» Stored items
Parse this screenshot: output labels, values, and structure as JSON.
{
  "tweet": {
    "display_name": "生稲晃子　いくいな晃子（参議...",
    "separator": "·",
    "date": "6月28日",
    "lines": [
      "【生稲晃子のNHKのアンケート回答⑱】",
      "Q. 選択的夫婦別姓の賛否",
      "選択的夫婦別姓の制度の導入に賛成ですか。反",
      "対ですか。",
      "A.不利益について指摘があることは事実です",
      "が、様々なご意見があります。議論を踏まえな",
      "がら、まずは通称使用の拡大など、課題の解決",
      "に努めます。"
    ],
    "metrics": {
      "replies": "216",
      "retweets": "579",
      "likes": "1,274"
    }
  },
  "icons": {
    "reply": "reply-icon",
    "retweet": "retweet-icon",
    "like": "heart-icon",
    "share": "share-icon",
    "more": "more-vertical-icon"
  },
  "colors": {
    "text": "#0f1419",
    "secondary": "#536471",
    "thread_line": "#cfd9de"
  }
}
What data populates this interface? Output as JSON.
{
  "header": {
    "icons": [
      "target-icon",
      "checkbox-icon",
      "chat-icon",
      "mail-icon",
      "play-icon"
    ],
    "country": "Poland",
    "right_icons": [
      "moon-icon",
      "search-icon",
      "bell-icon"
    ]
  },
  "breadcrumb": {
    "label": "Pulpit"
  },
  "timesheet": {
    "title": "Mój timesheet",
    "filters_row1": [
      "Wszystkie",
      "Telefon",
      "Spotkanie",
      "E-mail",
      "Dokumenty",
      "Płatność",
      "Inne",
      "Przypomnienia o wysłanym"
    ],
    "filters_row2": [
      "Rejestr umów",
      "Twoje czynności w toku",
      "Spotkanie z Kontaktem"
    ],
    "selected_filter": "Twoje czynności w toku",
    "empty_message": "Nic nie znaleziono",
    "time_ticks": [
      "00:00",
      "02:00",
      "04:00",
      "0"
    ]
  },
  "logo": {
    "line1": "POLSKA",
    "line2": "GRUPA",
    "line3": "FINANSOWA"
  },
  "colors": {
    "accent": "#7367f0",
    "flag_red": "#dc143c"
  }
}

» What you need to do
Print the material above once more, exactly.

» Response to this task
Parse this screenshot: output labels, values, and structure as JSON.
{
  "tweet": {
    "display_name": "生稲晃子　いくいな晃子（参議...",
    "separator": "·",
    "date": "6月28日",
    "lines": [
      "【生稲晃子のNHKのアンケート回答⑱】",
      "Q. 選択的夫婦別姓の賛否",
      "選択的夫婦別姓の制度の導入に賛成ですか。反",
      "対ですか。",
      "A.不利益について指摘があることは事実です",
      "が、様々なご意見があります。議論を踏まえな",
      "がら、まずは通称使用の拡大など、課題の解決",
      "に努めます。"
    ],
    "metrics": {
      "replies": "216",
      "retweets": "579",
      "likes": "1,274"
    }
  },
  "icons": {
    "reply": "reply-icon",
    "retweet": "retweet-icon",
    "like": "heart-icon",
    "share": "share-icon",
    "more": "more-vertical-icon"
  },
  "colors": {
    "text": "#0f1419",
    "secondary": "#536471",
    "thread_line": "#cfd9de"
  }
}
What data populates this interface? Output as JSON.
{
  "header": {
    "icons": [
      "target-icon",
      "checkbox-icon",
      "chat-icon",
      "mail-icon",
      "play-icon"
    ],
    "country": "Poland",
    "right_icons": [
      "moon-icon",
      "search-icon",
      "bell-icon"
    ]
  },
  "breadcrumb": {
    "label": "Pulpit"
  },
  "timesheet": {
    "title": "Mój timesheet",
    "filters_row1": [
      "Wszystkie",
      "Telefon",
      "Spotkanie",
      "E-mail",
      "Dokumenty",
      "Płatność",
      "Inne",
      "Przypomnienia o wysłanym"
    ],
    "filters_row2": [
      "Rejestr umów",
      "Twoje czynności w toku",
      "Spotkanie z Kontaktem"
    ],
    "selected_filter": "Twoje czynności w toku",
    "empty_message": "Nic nie znaleziono",
    "time_ticks": [
      "00:00",
      "02:00",
      "04:00",
      "0"
    ]
  },
  "logo": {
    "line1": "POLSKA",
    "line2": "GRUPA",
    "line3": "FINANSOWA"
  },
  "colors": {
    "accent": "#7367f0",
    "flag_red": "#dc143c"
  }
}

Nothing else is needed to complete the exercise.